[Item position entries]
--- BEGIN ---
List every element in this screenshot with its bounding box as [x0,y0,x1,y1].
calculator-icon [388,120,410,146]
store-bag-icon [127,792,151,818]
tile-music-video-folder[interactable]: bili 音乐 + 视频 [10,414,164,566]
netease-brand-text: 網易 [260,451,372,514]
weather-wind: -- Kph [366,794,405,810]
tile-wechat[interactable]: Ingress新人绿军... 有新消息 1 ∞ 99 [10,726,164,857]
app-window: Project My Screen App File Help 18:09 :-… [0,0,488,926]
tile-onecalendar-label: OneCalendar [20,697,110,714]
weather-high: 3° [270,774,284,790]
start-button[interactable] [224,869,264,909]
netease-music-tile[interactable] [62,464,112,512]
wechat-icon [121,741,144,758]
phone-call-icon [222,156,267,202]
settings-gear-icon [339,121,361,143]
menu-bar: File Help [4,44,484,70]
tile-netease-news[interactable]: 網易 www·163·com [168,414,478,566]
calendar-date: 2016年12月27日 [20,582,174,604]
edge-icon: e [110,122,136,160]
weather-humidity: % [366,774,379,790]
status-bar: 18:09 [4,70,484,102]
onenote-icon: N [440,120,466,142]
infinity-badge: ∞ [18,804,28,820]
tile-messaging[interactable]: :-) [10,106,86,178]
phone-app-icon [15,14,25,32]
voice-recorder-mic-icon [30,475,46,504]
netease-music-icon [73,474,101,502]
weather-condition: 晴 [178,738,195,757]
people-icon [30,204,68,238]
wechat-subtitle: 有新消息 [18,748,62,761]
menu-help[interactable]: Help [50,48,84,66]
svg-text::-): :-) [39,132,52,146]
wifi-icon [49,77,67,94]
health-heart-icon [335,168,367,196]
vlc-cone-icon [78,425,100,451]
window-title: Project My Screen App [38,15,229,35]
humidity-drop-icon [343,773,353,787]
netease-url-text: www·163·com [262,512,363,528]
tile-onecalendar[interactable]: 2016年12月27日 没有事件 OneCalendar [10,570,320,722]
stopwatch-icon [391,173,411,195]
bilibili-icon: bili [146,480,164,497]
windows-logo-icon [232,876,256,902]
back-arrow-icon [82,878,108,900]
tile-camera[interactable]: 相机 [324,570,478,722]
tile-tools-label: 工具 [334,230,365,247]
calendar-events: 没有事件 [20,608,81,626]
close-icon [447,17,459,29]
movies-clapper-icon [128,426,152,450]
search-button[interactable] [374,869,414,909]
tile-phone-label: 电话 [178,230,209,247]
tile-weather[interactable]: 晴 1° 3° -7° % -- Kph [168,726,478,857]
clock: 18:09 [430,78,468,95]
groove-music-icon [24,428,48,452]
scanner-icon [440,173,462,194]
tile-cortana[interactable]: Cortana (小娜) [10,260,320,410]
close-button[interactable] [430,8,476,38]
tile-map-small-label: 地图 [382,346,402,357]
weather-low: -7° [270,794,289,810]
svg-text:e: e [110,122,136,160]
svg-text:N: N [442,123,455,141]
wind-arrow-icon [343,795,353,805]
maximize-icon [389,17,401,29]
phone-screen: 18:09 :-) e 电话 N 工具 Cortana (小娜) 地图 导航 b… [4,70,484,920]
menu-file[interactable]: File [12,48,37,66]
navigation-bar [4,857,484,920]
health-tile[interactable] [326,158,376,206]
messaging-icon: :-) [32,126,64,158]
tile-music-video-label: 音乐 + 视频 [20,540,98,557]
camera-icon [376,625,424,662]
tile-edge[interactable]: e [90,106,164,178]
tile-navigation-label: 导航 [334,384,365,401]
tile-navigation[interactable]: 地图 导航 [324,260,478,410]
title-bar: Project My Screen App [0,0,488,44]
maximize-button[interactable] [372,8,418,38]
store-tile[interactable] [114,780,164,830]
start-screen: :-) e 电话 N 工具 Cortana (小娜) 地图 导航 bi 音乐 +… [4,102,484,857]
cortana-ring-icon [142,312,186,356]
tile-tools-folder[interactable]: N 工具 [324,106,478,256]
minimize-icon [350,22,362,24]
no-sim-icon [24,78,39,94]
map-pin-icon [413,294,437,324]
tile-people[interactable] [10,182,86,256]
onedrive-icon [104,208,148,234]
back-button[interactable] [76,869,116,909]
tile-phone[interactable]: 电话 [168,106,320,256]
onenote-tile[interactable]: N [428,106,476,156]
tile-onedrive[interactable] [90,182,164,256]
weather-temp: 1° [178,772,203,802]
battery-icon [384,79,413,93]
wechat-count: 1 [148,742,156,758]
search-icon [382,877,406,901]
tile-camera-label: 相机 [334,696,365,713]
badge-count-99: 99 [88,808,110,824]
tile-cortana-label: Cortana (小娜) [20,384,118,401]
--- END ---
* Job *
State how many lines in the data above contain the string "text", with case counting as a difference. Give only the number.

* Solution for this exercise *
5